• Instructions to follow: Write out every entry exactly as it appears.

>> BEGIN Material

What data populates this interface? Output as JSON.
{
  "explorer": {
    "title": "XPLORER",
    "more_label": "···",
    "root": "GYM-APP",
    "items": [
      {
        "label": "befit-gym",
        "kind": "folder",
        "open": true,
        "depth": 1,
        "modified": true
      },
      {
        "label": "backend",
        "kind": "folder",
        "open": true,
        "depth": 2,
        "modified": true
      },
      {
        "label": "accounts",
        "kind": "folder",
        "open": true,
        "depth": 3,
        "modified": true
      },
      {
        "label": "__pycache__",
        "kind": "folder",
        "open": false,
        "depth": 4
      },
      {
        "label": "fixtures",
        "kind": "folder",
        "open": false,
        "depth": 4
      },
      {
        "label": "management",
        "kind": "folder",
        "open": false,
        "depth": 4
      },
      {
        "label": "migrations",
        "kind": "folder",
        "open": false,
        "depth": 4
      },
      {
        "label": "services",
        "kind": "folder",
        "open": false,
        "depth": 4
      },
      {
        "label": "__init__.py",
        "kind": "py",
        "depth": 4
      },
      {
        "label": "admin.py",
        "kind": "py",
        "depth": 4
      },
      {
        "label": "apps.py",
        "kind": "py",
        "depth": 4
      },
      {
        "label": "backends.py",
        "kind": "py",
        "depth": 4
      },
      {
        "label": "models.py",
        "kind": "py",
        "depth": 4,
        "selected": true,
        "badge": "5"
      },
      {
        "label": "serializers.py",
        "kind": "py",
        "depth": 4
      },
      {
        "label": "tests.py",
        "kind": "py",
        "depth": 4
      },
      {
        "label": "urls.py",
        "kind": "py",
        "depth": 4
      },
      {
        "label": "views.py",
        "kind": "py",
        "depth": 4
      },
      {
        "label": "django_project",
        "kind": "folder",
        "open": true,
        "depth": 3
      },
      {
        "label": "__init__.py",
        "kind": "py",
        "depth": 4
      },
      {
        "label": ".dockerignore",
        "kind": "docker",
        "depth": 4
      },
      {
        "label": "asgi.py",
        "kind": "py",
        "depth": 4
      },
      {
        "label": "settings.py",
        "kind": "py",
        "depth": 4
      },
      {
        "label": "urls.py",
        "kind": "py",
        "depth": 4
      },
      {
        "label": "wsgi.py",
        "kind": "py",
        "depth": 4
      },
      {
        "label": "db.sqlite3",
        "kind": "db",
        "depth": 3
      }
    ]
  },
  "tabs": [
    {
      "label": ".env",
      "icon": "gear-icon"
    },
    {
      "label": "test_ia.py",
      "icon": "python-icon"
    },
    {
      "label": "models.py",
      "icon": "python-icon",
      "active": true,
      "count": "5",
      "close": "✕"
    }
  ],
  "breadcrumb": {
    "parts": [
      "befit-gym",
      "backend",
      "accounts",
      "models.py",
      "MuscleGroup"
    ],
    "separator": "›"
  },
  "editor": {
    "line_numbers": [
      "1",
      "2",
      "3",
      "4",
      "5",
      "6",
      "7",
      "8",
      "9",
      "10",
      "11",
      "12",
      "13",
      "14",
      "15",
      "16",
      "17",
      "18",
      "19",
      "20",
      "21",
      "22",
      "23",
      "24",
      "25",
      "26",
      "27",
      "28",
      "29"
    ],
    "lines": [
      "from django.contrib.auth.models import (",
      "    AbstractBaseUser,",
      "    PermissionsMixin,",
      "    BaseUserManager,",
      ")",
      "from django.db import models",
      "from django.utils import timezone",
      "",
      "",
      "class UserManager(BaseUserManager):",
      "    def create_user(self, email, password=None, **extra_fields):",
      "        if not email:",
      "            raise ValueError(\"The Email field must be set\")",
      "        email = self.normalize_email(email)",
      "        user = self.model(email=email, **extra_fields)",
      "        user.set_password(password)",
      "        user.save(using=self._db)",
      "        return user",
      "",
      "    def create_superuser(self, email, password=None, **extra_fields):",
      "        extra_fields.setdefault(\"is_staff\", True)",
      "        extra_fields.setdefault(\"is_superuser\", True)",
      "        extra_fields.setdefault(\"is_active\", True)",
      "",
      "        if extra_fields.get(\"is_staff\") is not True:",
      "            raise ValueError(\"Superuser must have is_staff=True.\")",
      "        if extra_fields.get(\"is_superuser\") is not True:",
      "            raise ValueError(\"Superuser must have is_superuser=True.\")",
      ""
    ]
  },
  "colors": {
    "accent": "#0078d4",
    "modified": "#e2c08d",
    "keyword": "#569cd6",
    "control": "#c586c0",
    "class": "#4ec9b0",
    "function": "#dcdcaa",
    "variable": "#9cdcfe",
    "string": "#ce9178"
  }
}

>> END Material

• Response to the exercise:
What data populates this interface? Output as JSON.
{
  "explorer": {
    "title": "XPLORER",
    "more_label": "···",
    "root": "GYM-APP",
    "items": [
      {
        "label": "befit-gym",
        "kind": "folder",
        "open": true,
        "depth": 1,
        "modified": true
      },
      {
        "label": "backend",
        "kind": "folder",
        "open": true,
        "depth": 2,
        "modified": true
      },
      {
        "label": "accounts",
        "kind": "folder",
        "open": true,
        "depth": 3,
        "modified": true
      },
      {
        "label": "__pycache__",
        "kind": "folder",
        "open": false,
        "depth": 4
      },
      {
        "label": "fixtures",
        "kind": "folder",
        "open": false,
        "depth": 4
      },
      {
        "label": "management",
        "kind": "folder",
        "open": false,
        "depth": 4
      },
      {
        "label": "migrations",
        "kind": "folder",
        "open": false,
        "depth": 4
      },
      {
        "label": "services",
        "kind": "folder",
        "open": false,
        "depth": 4
      },
      {
        "label": "__init__.py",
        "kind": "py",
        "depth": 4
      },
      {
        "label": "admin.py",
        "kind": "py",
        "depth": 4
      },
      {
        "label": "apps.py",
        "kind": "py",
        "depth": 4
      },
      {
        "label": "backends.py",
        "kind": "py",
        "depth": 4
      },
      {
        "label": "models.py",
        "kind": "py",
        "depth": 4,
        "selected": true,
        "badge": "5"
      },
      {
        "label": "serializers.py",
        "kind": "py",
        "depth": 4
      },
      {
        "label": "tests.py",
        "kind": "py",
        "depth": 4
      },
      {
        "label": "urls.py",
        "kind": "py",
        "depth": 4
      },
      {
        "label": "views.py",
        "kind": "py",
        "depth": 4
      },
      {
        "label": "django_project",
        "kind": "folder",
        "open": true,
        "depth": 3
      },
      {
        "label": "__init__.py",
        "kind": "py",
        "depth": 4
      },
      {
        "label": ".dockerignore",
        "kind": "docker",
        "depth": 4
      },
      {
        "label": "asgi.py",
        "kind": "py",
        "depth": 4
      },
      {
        "label": "settings.py",
        "kind": "py",
        "depth": 4
      },
      {
        "label": "urls.py",
        "kind": "py",
        "depth": 4
      },
      {
        "label": "wsgi.py",
        "kind": "py",
        "depth": 4
      },
      {
        "label": "db.sqlite3",
        "kind": "db",
        "depth": 3
      }
    ]
  },
  "tabs": [
    {
      "label": ".env",
      "icon": "gear-icon"
    },
    {
      "label": "test_ia.py",
      "icon": "python-icon"
    },
    {
      "label": "models.py",
      "icon": "python-icon",
      "active": true,
      "count": "5",
      "close": "✕"
    }
  ],
  "breadcrumb": {
    "parts": [
      "befit-gym",
      "backend",
      "accounts",
      "models.py",
      "MuscleGroup"
    ],
    "separator": "›"
  },
  "editor": {
    "line_numbers": [
      "1",
      "2",
      "3",
      "4",
      "5",
      "6",
      "7",
      "8",
      "9",
      "10",
      "11",
      "12",
      "13",
      "14",
      "15",
      "16",
      "17",
      "18",
      "19",
      "20",
      "21",
      "22",
      "23",
      "24",
      "25",
      "26",
      "27",
      "28",
      "29"
    ],
    "lines": [
      "from django.contrib.auth.models import (",
      "    AbstractBaseUser,",
      "    PermissionsMixin,",
      "    BaseUserManager,",
      ")",
      "from django.db import models",
      "from django.utils import timezone",
      "",
      "",
      "class UserManager(BaseUserManager):",
      "    def create_user(self, email, password=None, **extra_fields):",
      "        if not email:",
      "            raise ValueError(\"The Email field must be set\")",
      "        email = self.normalize_email(email)",
      "        user = self.model(email=email, **extra_fields)",
      "        user.set_password(password)",
      "        user.save(using=self._db)",
      "        return user",
      "",
      "    def create_superuser(self, email, password=None, **extra_fields):",
      "        extra_fields.setdefault(\"is_staff\", True)",
      "        extra_fields.setdefault(\"is_superuser\", True)",
      "        extra_fields.setdefault(\"is_active\", True)",
      "",
      "        if extra_fields.get(\"is_staff\") is not True:",
      "            raise ValueError(\"Superuser must have is_staff=True.\")",
      "        if extra_fields.get(\"is_superuser\") is not True:",
      "            raise ValueError(\"Superuser must have is_superuser=True.\")",
      ""
    ]
  },
  "colors": {
    "accent": "#0078d4",
    "modified": "#e2c08d",
    "keyword": "#569cd6",
    "control": "#c586c0",
    "class": "#4ec9b0",
    "function": "#dcdcaa",
    "variable": "#9cdcfe",
    "string": "#ce9178"
  }
}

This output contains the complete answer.